## Recorded data
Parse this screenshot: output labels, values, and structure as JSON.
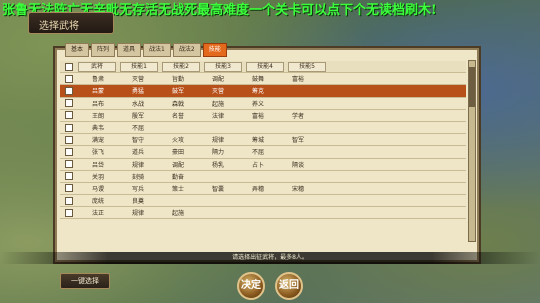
{
  "overlay_text": "张鲁无法阵亡无辛毗无存活无战死最高难度一个关卡可以点下个无读档刷木!",
  "title": "选择武将",
  "tabs": [
    "基本",
    "阵列",
    "道具",
    "战法1",
    "战法2",
    "技能"
  ],
  "header": [
    "武将",
    "技能1",
    "技能2",
    "技能3",
    "技能4",
    "技能5"
  ],
  "rows": [
    {
      "name": "鲁肃",
      "cells": [
        "灭营",
        "旨勤",
        "调配",
        "鼓舞",
        "富裕"
      ],
      "selected": false
    },
    {
      "name": "吕蒙",
      "cells": [
        "勇猛",
        "鼓军",
        "灭营",
        "筹克"
      ],
      "selected": true
    },
    {
      "name": "吕布",
      "cells": [
        "水战",
        "森戟",
        "起施",
        "养义"
      ],
      "selected": false
    },
    {
      "name": "王朗",
      "cells": [
        "殷军",
        "名誉",
        "法律",
        "富裕",
        "学者"
      ],
      "selected": false
    },
    {
      "name": "典韦",
      "cells": [
        "不屈"
      ],
      "selected": false
    },
    {
      "name": "满宠",
      "cells": [
        "智守",
        "火攻",
        "规律",
        "筹城",
        "智军"
      ],
      "selected": false
    },
    {
      "name": "张飞",
      "cells": [
        "道兵",
        "豪田",
        "隔力",
        "不屈"
      ],
      "selected": false
    },
    {
      "name": "吕岱",
      "cells": [
        "规律",
        "调配",
        "杨乳",
        "占卜",
        "隔谈"
      ],
      "selected": false
    },
    {
      "name": "关羽",
      "cells": [
        "刻骑",
        "勤奋"
      ],
      "selected": false
    },
    {
      "name": "马谡",
      "cells": [
        "写兵",
        "策士",
        "智囊",
        "弄穗",
        "宋穗"
      ],
      "selected": false
    },
    {
      "name": "庞统",
      "cells": [
        "良奠"
      ],
      "selected": false
    },
    {
      "name": "法正",
      "cells": [
        "规律",
        "起施"
      ],
      "selected": false
    }
  ],
  "status": "请选择出征武将，最多8人。",
  "buttons": {
    "select_all": "一键选择",
    "confirm": "决定",
    "back": "返回"
  }
}
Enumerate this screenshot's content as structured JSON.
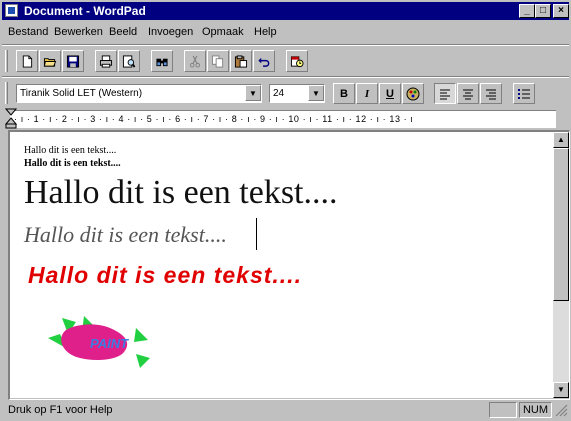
{
  "window": {
    "title": "Document - WordPad",
    "controls": {
      "minimize": "_",
      "maximize": "□",
      "close": "×"
    }
  },
  "menu": [
    "Bestand",
    "Bewerken",
    "Beeld",
    "Invoegen",
    "Opmaak",
    "Help"
  ],
  "toolbar": {
    "icons": [
      "new-document-icon",
      "open-folder-icon",
      "save-icon",
      "print-icon",
      "print-preview-icon",
      "find-icon",
      "cut-icon",
      "copy-icon",
      "paste-icon",
      "undo-icon",
      "date-time-icon"
    ]
  },
  "format_bar": {
    "font": "Tiranik Solid LET (Western)",
    "size": "24",
    "bold": "B",
    "italic": "I",
    "underline": "U",
    "icons": [
      "color-icon",
      "align-left-icon",
      "align-center-icon",
      "align-right-icon",
      "bullets-icon"
    ]
  },
  "ruler": {
    "marks": "· ı · 1 · ı · 2 · ı · 3 · ı · 4 · ı · 5 · ı · 6 · ı · 7 · ı · 8 · ı · 9 · ı · 10 · ı · 11 · ı · 12 · ı · 13 · ı"
  },
  "document": {
    "lines": [
      "Hallo dit is een tekst....",
      "Hallo dit is een tekst....",
      "Hallo dit is een tekst....",
      "Hallo dit is een tekst....",
      "Hallo dit is een tekst...."
    ],
    "embedded_object_label": "PAINT"
  },
  "status": {
    "help_text": "Druk op F1 voor Help",
    "num": "NUM"
  }
}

## To be done
Quote the material in full and exactly; do not carry over its pictures.

## Solution
Parse this screenshot: output labels, values, and structure as JSON.
{
  "overlay_text": "张鲁无法阵亡无辛毗无存活无战死最高难度一个关卡可以点下个无读档刷木!",
  "title": "选择武将",
  "tabs": [
    "基本",
    "阵列",
    "道具",
    "战法1",
    "战法2",
    "技能"
  ],
  "header": [
    "武将",
    "技能1",
    "技能2",
    "技能3",
    "技能4",
    "技能5"
  ],
  "rows": [
    {
      "name": "鲁肃",
      "cells": [
        "灭营",
        "旨勤",
        "调配",
        "鼓舞",
        "富裕"
      ],
      "selected": false
    },
    {
      "name": "吕蒙",
      "cells": [
        "勇猛",
        "鼓军",
        "灭营",
        "筹克"
      ],
      "selected": true
    },
    {
      "name": "吕布",
      "cells": [
        "水战",
        "森戟",
        "起施",
        "养义"
      ],
      "selected": false
    },
    {
      "name": "王朗",
      "cells": [
        "殷军",
        "名誉",
        "法律",
        "富裕",
        "学者"
      ],
      "selected": false
    },
    {
      "name": "典韦",
      "cells": [
        "不屈"
      ],
      "selected": false
    },
    {
      "name": "满宠",
      "cells": [
        "智守",
        "火攻",
        "规律",
        "筹城",
        "智军"
      ],
      "selected": false
    },
    {
      "name": "张飞",
      "cells": [
        "道兵",
        "豪田",
        "隔力",
        "不屈"
      ],
      "selected": false
    },
    {
      "name": "吕岱",
      "cells": [
        "规律",
        "调配",
        "杨乳",
        "占卜",
        "隔谈"
      ],
      "selected": false
    },
    {
      "name": "关羽",
      "cells": [
        "刻骑",
        "勤奋"
      ],
      "selected": false
    },
    {
      "name": "马谡",
      "cells": [
        "写兵",
        "策士",
        "智囊",
        "弄穗",
        "宋穗"
      ],
      "selected": false
    },
    {
      "name": "庞统",
      "cells": [
        "良奠"
      ],
      "selected": false
    },
    {
      "name": "法正",
      "cells": [
        "规律",
        "起施"
      ],
      "selected": false
    }
  ],
  "status": "请选择出征武将，最多8人。",
  "buttons": {
    "select_all": "一键选择",
    "confirm": "决定",
    "back": "返回"
  }
}
Enumerate this screenshot's content as structured JSON.
{
  "window": {
    "title": "Document - WordPad",
    "controls": {
      "minimize": "_",
      "maximize": "□",
      "close": "×"
    }
  },
  "menu": [
    "Bestand",
    "Bewerken",
    "Beeld",
    "Invoegen",
    "Opmaak",
    "Help"
  ],
  "toolbar": {
    "icons": [
      "new-document-icon",
      "open-folder-icon",
      "save-icon",
      "print-icon",
      "print-preview-icon",
      "find-icon",
      "cut-icon",
      "copy-icon",
      "paste-icon",
      "undo-icon",
      "date-time-icon"
    ]
  },
  "format_bar": {
    "font": "Tiranik Solid LET (Western)",
    "size": "24",
    "bold": "B",
    "italic": "I",
    "underline": "U",
    "icons": [
      "color-icon",
      "align-left-icon",
      "align-center-icon",
      "align-right-icon",
      "bullets-icon"
    ]
  },
  "ruler": {
    "marks": "· ı · 1 · ı · 2 · ı · 3 · ı · 4 · ı · 5 · ı · 6 · ı · 7 · ı · 8 · ı · 9 · ı · 10 · ı · 11 · ı · 12 · ı · 13 · ı"
  },
  "document": {
    "lines": [
      "Hallo dit is een tekst....",
      "Hallo dit is een tekst....",
      "Hallo dit is een tekst....",
      "Hallo dit is een tekst....",
      "Hallo dit is een tekst...."
    ],
    "embedded_object_label": "PAINT"
  },
  "status": {
    "help_text": "Druk op F1 voor Help",
    "num": "NUM"
  }
}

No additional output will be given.